# [Aim of the task]
Repeat the whole listing below, word for word.

────────────────

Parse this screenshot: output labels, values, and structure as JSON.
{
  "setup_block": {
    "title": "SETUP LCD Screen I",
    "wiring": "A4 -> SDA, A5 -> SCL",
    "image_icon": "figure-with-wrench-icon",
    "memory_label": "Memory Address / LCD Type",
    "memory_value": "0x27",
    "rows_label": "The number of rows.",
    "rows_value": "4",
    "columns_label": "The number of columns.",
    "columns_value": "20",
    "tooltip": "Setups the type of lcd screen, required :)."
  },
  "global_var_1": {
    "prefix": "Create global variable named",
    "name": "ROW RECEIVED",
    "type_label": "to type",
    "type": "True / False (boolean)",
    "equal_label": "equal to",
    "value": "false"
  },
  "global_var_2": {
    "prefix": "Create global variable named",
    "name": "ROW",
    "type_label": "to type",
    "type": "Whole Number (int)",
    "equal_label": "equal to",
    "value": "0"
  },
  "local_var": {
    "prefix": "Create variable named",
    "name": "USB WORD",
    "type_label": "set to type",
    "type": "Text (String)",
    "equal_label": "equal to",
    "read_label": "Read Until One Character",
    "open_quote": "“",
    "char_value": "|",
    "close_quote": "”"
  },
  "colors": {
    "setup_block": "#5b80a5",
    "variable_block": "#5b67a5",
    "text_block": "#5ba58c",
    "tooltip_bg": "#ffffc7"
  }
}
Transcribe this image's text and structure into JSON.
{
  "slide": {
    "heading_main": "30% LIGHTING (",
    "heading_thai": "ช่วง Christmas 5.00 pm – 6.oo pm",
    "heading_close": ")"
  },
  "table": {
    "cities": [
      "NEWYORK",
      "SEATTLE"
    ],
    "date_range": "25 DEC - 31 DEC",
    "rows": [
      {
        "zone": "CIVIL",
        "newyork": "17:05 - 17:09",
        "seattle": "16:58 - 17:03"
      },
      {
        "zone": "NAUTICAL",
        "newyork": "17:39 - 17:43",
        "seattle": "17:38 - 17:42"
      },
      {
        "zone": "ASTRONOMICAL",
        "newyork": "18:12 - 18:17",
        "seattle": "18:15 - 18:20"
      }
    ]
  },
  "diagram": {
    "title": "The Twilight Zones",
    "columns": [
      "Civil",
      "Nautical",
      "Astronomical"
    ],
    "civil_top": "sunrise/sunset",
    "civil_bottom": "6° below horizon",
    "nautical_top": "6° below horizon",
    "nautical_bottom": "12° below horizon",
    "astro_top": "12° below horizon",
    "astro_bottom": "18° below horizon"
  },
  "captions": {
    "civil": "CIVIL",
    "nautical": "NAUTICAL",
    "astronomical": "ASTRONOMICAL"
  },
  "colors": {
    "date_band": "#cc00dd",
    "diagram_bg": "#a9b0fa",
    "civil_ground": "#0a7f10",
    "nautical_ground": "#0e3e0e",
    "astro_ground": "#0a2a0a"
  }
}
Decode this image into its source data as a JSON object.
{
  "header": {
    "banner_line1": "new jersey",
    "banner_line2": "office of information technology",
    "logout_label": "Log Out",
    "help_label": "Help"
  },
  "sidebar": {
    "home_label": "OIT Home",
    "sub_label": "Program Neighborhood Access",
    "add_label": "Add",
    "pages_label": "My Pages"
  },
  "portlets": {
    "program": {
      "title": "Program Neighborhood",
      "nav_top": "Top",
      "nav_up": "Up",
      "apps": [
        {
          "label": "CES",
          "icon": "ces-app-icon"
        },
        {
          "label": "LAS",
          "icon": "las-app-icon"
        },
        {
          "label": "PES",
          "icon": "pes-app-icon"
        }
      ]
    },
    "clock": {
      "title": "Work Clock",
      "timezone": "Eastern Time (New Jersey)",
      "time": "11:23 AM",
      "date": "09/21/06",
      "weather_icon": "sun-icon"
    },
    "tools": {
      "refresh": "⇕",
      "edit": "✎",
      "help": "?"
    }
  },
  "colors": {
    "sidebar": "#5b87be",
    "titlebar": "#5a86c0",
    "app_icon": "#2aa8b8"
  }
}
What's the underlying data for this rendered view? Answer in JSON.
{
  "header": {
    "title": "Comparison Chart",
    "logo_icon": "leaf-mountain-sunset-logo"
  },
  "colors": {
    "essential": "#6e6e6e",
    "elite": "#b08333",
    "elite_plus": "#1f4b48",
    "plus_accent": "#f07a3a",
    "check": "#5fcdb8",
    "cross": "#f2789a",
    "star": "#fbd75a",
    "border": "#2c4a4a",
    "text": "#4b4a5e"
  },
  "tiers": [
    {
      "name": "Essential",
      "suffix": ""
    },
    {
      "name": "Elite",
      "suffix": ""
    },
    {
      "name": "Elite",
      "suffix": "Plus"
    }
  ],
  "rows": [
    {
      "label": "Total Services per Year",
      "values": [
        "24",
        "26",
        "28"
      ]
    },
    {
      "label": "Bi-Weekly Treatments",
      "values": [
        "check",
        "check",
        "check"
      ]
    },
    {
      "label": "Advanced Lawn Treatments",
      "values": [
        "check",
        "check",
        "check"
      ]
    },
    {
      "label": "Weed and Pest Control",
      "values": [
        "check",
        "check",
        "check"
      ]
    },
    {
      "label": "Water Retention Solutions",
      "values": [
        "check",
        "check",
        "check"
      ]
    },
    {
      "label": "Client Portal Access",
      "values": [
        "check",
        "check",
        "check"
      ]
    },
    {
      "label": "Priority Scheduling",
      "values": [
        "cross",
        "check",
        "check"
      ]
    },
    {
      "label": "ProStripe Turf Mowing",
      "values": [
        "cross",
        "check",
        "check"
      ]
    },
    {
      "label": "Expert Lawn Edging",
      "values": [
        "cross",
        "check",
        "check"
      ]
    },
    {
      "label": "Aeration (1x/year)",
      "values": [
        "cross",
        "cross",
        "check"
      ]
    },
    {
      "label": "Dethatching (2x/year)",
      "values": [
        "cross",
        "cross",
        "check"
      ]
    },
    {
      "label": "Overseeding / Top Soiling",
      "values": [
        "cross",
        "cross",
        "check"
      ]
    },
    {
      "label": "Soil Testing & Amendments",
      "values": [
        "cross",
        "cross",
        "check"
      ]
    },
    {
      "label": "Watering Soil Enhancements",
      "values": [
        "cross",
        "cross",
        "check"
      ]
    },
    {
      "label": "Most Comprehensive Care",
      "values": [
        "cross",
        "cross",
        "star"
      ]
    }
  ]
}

────────────────

# [Exercise solution]
Parse this screenshot: output labels, values, and structure as JSON.
{
  "setup_block": {
    "title": "SETUP LCD Screen I",
    "wiring": "A4 -> SDA, A5 -> SCL",
    "image_icon": "figure-with-wrench-icon",
    "memory_label": "Memory Address / LCD Type",
    "memory_value": "0x27",
    "rows_label": "The number of rows.",
    "rows_value": "4",
    "columns_label": "The number of columns.",
    "columns_value": "20",
    "tooltip": "Setups the type of lcd screen, required :)."
  },
  "global_var_1": {
    "prefix": "Create global variable named",
    "name": "ROW RECEIVED",
    "type_label": "to type",
    "type": "True / False (boolean)",
    "equal_label": "equal to",
    "value": "false"
  },
  "global_var_2": {
    "prefix": "Create global variable named",
    "name": "ROW",
    "type_label": "to type",
    "type": "Whole Number (int)",
    "equal_label": "equal to",
    "value": "0"
  },
  "local_var": {
    "prefix": "Create variable named",
    "name": "USB WORD",
    "type_label": "set to type",
    "type": "Text (String)",
    "equal_label": "equal to",
    "read_label": "Read Until One Character",
    "open_quote": "“",
    "char_value": "|",
    "close_quote": "”"
  },
  "colors": {
    "setup_block": "#5b80a5",
    "variable_block": "#5b67a5",
    "text_block": "#5ba58c",
    "tooltip_bg": "#ffffc7"
  }
}
Transcribe this image's text and structure into JSON.
{
  "slide": {
    "heading_main": "30% LIGHTING (",
    "heading_thai": "ช่วง Christmas 5.00 pm – 6.oo pm",
    "heading_close": ")"
  },
  "table": {
    "cities": [
      "NEWYORK",
      "SEATTLE"
    ],
    "date_range": "25 DEC - 31 DEC",
    "rows": [
      {
        "zone": "CIVIL",
        "newyork": "17:05 - 17:09",
        "seattle": "16:58 - 17:03"
      },
      {
        "zone": "NAUTICAL",
        "newyork": "17:39 - 17:43",
        "seattle": "17:38 - 17:42"
      },
      {
        "zone": "ASTRONOMICAL",
        "newyork": "18:12 - 18:17",
        "seattle": "18:15 - 18:20"
      }
    ]
  },
  "diagram": {
    "title": "The Twilight Zones",
    "columns": [
      "Civil",
      "Nautical",
      "Astronomical"
    ],
    "civil_top": "sunrise/sunset",
    "civil_bottom": "6° below horizon",
    "nautical_top": "6° below horizon",
    "nautical_bottom": "12° below horizon",
    "astro_top": "12° below horizon",
    "astro_bottom": "18° below horizon"
  },
  "captions": {
    "civil": "CIVIL",
    "nautical": "NAUTICAL",
    "astronomical": "ASTRONOMICAL"
  },
  "colors": {
    "date_band": "#cc00dd",
    "diagram_bg": "#a9b0fa",
    "civil_ground": "#0a7f10",
    "nautical_ground": "#0e3e0e",
    "astro_ground": "#0a2a0a"
  }
}
Decode this image into its source data as a JSON object.
{
  "header": {
    "banner_line1": "new jersey",
    "banner_line2": "office of information technology",
    "logout_label": "Log Out",
    "help_label": "Help"
  },
  "sidebar": {
    "home_label": "OIT Home",
    "sub_label": "Program Neighborhood Access",
    "add_label": "Add",
    "pages_label": "My Pages"
  },
  "portlets": {
    "program": {
      "title": "Program Neighborhood",
      "nav_top": "Top",
      "nav_up": "Up",
      "apps": [
        {
          "label": "CES",
          "icon": "ces-app-icon"
        },
        {
          "label": "LAS",
          "icon": "las-app-icon"
        },
        {
          "label": "PES",
          "icon": "pes-app-icon"
        }
      ]
    },
    "clock": {
      "title": "Work Clock",
      "timezone": "Eastern Time (New Jersey)",
      "time": "11:23 AM",
      "date": "09/21/06",
      "weather_icon": "sun-icon"
    },
    "tools": {
      "refresh": "⇕",
      "edit": "✎",
      "help": "?"
    }
  },
  "colors": {
    "sidebar": "#5b87be",
    "titlebar": "#5a86c0",
    "app_icon": "#2aa8b8"
  }
}
What's the underlying data for this rendered view? Answer in JSON.
{
  "header": {
    "title": "Comparison Chart",
    "logo_icon": "leaf-mountain-sunset-logo"
  },
  "colors": {
    "essential": "#6e6e6e",
    "elite": "#b08333",
    "elite_plus": "#1f4b48",
    "plus_accent": "#f07a3a",
    "check": "#5fcdb8",
    "cross": "#f2789a",
    "star": "#fbd75a",
    "border": "#2c4a4a",
    "text": "#4b4a5e"
  },
  "tiers": [
    {
      "name": "Essential",
      "suffix": ""
    },
    {
      "name": "Elite",
      "suffix": ""
    },
    {
      "name": "Elite",
      "suffix": "Plus"
    }
  ],
  "rows": [
    {
      "label": "Total Services per Year",
      "values": [
        "24",
        "26",
        "28"
      ]
    },
    {
      "label": "Bi-Weekly Treatments",
      "values": [
        "check",
        "check",
        "check"
      ]
    },
    {
      "label": "Advanced Lawn Treatments",
      "values": [
        "check",
        "check",
        "check"
      ]
    },
    {
      "label": "Weed and Pest Control",
      "values": [
        "check",
        "check",
        "check"
      ]
    },
    {
      "label": "Water Retention Solutions",
      "values": [
        "check",
        "check",
        "check"
      ]
    },
    {
      "label": "Client Portal Access",
      "values": [
        "check",
        "check",
        "check"
      ]
    },
    {
      "label": "Priority Scheduling",
      "values": [
        "cross",
        "check",
        "check"
      ]
    },
    {
      "label": "ProStripe Turf Mowing",
      "values": [
        "cross",
        "check",
        "check"
      ]
    },
    {
      "label": "Expert Lawn Edging",
      "values": [
        "cross",
        "check",
        "check"
      ]
    },
    {
      "label": "Aeration (1x/year)",
      "values": [
        "cross",
        "cross",
        "check"
      ]
    },
    {
      "label": "Dethatching (2x/year)",
      "values": [
        "cross",
        "cross",
        "check"
      ]
    },
    {
      "label": "Overseeding / Top Soiling",
      "values": [
        "cross",
        "cross",
        "check"
      ]
    },
    {
      "label": "Soil Testing & Amendments",
      "values": [
        "cross",
        "cross",
        "check"
      ]
    },
    {
      "label": "Watering Soil Enhancements",
      "values": [
        "cross",
        "cross",
        "check"
      ]
    },
    {
      "label": "Most Comprehensive Care",
      "values": [
        "cross",
        "cross",
        "star"
      ]
    }
  ]
}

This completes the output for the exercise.